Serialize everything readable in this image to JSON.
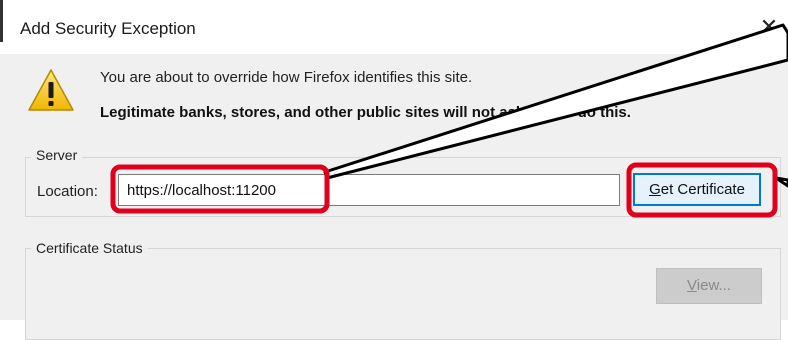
{
  "window": {
    "title": "Add Security Exception",
    "close_glyph": "✕"
  },
  "warning": {
    "icon": "warning-icon",
    "line1": "You are about to override how Firefox identifies this site.",
    "line2": "Legitimate banks, stores, and other public sites will not ask you to do this."
  },
  "server": {
    "legend": "Server",
    "location_label": "Location:",
    "location_value": "https://localhost:11200",
    "get_certificate_prefix": "G",
    "get_certificate_rest": "et Certificate"
  },
  "certificate_status": {
    "legend": "Certificate Status",
    "view_prefix": "V",
    "view_rest": "iew..."
  },
  "annotation": {
    "highlight_color": "#e0001b",
    "line_color": "#000000"
  }
}
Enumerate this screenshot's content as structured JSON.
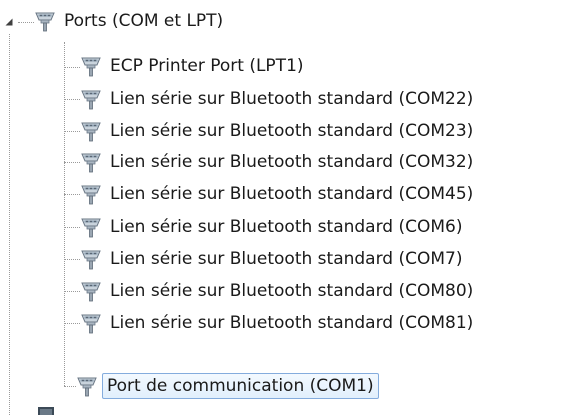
{
  "category": {
    "label": "Ports (COM et LPT)",
    "icon": "port-icon",
    "expanded": true
  },
  "devices": [
    {
      "label": "ECP Printer Port (LPT1)",
      "icon": "port-icon"
    },
    {
      "label": "Lien série sur Bluetooth standard (COM22)",
      "icon": "port-icon"
    },
    {
      "label": "Lien série sur Bluetooth standard (COM23)",
      "icon": "port-icon"
    },
    {
      "label": "Lien série sur Bluetooth standard (COM32)",
      "icon": "port-icon"
    },
    {
      "label": "Lien série sur Bluetooth standard (COM45)",
      "icon": "port-icon"
    },
    {
      "label": "Lien série sur Bluetooth standard (COM6)",
      "icon": "port-icon"
    },
    {
      "label": "Lien série sur Bluetooth standard (COM7)",
      "icon": "port-icon"
    },
    {
      "label": "Lien série sur Bluetooth standard (COM80)",
      "icon": "port-icon"
    },
    {
      "label": "Lien série sur Bluetooth standard (COM81)",
      "icon": "port-icon"
    },
    {
      "label": "Port de communication (COM1)",
      "icon": "port-icon",
      "selected": true
    }
  ],
  "colors": {
    "selection_border": "#84acdd",
    "selection_fill": "#e1effc",
    "connector": "#9a9a9a",
    "text": "#1a1a1a"
  }
}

Aim of the task | From the listing above, print every entry precisely and drop the pictures.

Exercise response |
Serialize everything readable in this image to JSON.
{
  "window": {
    "title": "Add Security Exception",
    "close_glyph": "✕"
  },
  "warning": {
    "icon": "warning-icon",
    "line1": "You are about to override how Firefox identifies this site.",
    "line2": "Legitimate banks, stores, and other public sites will not ask you to do this."
  },
  "server": {
    "legend": "Server",
    "location_label": "Location:",
    "location_value": "https://localhost:11200",
    "get_certificate_prefix": "G",
    "get_certificate_rest": "et Certificate"
  },
  "certificate_status": {
    "legend": "Certificate Status",
    "view_prefix": "V",
    "view_rest": "iew..."
  },
  "annotation": {
    "highlight_color": "#e0001b",
    "line_color": "#000000"
  }
}
Enumerate this screenshot's content as structured JSON.
{
  "category": {
    "label": "Ports (COM et LPT)",
    "icon": "port-icon",
    "expanded": true
  },
  "devices": [
    {
      "label": "ECP Printer Port (LPT1)",
      "icon": "port-icon"
    },
    {
      "label": "Lien série sur Bluetooth standard (COM22)",
      "icon": "port-icon"
    },
    {
      "label": "Lien série sur Bluetooth standard (COM23)",
      "icon": "port-icon"
    },
    {
      "label": "Lien série sur Bluetooth standard (COM32)",
      "icon": "port-icon"
    },
    {
      "label": "Lien série sur Bluetooth standard (COM45)",
      "icon": "port-icon"
    },
    {
      "label": "Lien série sur Bluetooth standard (COM6)",
      "icon": "port-icon"
    },
    {
      "label": "Lien série sur Bluetooth standard (COM7)",
      "icon": "port-icon"
    },
    {
      "label": "Lien série sur Bluetooth standard (COM80)",
      "icon": "port-icon"
    },
    {
      "label": "Lien série sur Bluetooth standard (COM81)",
      "icon": "port-icon"
    },
    {
      "label": "Port de communication (COM1)",
      "icon": "port-icon",
      "selected": true
    }
  ],
  "colors": {
    "selection_border": "#84acdd",
    "selection_fill": "#e1effc",
    "connector": "#9a9a9a",
    "text": "#1a1a1a"
  }
}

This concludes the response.